- [Problem statement]: Each line that includes the word "MessageExt" counts once; give the total and nothing more.

· · · · · · ·

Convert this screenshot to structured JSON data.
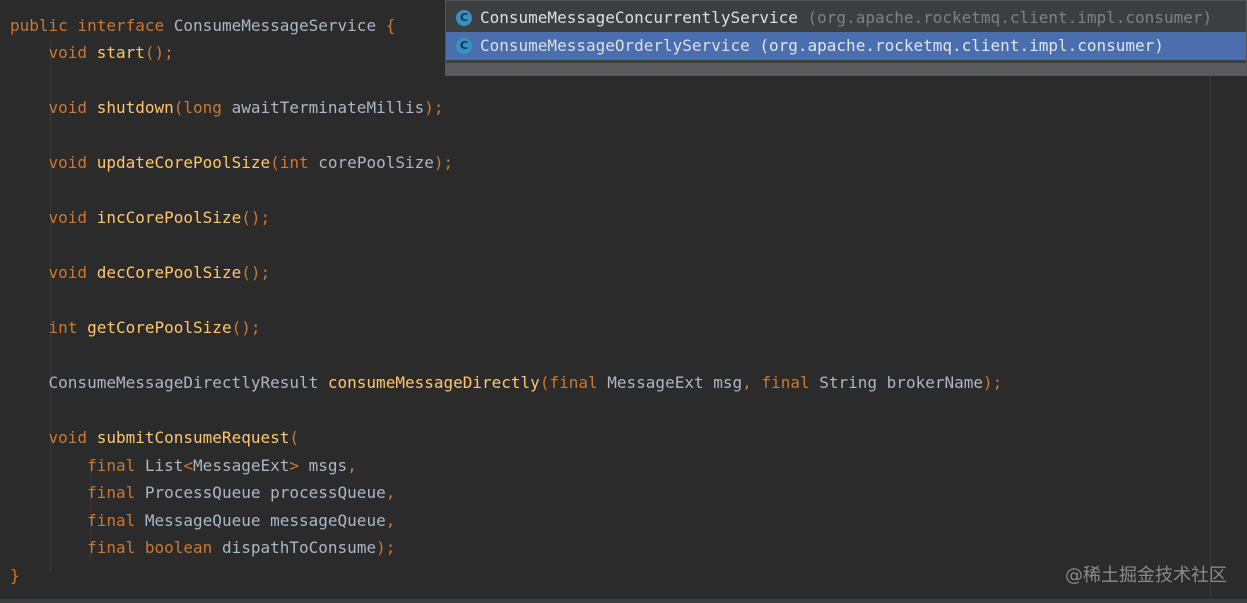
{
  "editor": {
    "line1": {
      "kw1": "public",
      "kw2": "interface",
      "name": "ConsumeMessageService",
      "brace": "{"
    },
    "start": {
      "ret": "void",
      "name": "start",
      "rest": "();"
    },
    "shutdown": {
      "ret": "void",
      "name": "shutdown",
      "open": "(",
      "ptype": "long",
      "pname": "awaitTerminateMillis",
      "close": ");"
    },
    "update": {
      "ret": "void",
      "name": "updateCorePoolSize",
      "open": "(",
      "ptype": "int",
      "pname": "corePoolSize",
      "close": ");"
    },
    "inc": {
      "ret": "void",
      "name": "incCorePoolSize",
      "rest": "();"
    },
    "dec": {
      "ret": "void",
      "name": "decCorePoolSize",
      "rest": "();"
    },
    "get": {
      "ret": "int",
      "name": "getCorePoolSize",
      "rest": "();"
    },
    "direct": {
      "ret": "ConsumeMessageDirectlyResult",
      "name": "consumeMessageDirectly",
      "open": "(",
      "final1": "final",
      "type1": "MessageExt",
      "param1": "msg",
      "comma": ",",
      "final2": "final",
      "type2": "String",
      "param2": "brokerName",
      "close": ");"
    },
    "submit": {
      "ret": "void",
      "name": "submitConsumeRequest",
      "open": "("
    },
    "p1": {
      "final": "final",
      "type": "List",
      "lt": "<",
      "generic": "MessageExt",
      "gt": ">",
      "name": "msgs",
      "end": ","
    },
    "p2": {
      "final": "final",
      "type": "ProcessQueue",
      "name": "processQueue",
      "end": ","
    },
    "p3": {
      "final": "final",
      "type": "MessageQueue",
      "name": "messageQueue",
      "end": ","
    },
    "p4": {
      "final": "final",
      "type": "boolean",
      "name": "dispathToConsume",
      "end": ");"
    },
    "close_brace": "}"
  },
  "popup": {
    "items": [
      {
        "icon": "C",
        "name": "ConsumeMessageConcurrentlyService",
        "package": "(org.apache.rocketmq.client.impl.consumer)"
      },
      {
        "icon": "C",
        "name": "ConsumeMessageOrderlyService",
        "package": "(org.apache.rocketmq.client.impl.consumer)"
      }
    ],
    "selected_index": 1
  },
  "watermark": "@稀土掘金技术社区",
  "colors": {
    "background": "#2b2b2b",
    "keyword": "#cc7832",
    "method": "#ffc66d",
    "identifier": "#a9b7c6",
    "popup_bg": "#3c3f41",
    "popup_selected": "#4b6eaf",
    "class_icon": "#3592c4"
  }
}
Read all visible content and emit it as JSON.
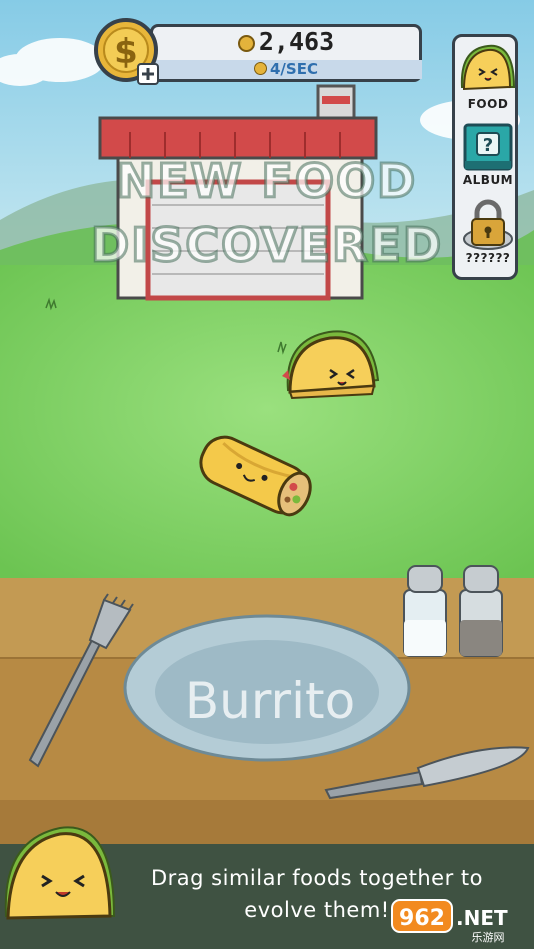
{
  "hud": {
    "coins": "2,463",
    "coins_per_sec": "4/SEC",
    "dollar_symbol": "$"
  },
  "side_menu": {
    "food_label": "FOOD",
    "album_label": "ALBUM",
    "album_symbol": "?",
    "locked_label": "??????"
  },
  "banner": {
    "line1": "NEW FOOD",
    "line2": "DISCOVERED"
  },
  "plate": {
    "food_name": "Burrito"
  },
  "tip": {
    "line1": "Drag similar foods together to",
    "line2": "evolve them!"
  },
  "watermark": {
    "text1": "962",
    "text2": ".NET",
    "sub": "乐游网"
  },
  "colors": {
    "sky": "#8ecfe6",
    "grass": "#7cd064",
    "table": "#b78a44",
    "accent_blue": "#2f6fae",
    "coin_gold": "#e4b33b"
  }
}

· · · · · · ·

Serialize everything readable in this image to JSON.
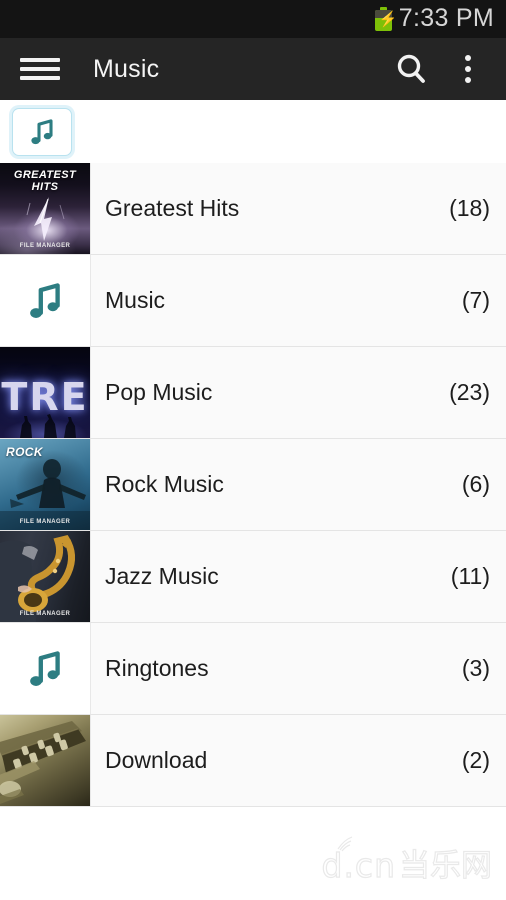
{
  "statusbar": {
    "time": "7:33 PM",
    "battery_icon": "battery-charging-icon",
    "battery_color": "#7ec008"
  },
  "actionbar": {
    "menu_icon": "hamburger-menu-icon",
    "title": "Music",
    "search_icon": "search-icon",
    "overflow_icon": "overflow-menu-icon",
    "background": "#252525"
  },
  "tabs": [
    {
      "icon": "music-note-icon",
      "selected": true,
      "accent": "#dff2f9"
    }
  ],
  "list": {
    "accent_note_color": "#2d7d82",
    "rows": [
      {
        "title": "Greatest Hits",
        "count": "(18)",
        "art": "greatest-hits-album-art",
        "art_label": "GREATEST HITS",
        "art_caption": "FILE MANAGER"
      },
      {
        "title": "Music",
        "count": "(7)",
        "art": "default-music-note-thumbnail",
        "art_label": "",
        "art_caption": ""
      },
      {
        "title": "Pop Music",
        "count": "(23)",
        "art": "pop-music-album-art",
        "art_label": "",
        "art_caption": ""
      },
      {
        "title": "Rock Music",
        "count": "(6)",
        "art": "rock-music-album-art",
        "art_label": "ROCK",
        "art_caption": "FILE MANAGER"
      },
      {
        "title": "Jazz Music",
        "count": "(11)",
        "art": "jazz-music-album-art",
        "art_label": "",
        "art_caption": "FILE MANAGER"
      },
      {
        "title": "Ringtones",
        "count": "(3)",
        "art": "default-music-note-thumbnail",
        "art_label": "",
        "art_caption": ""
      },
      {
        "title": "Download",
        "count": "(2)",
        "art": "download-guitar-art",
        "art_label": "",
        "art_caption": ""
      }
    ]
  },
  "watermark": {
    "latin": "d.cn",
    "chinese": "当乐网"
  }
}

· · · · · · ·

- [Exercise solution]: 2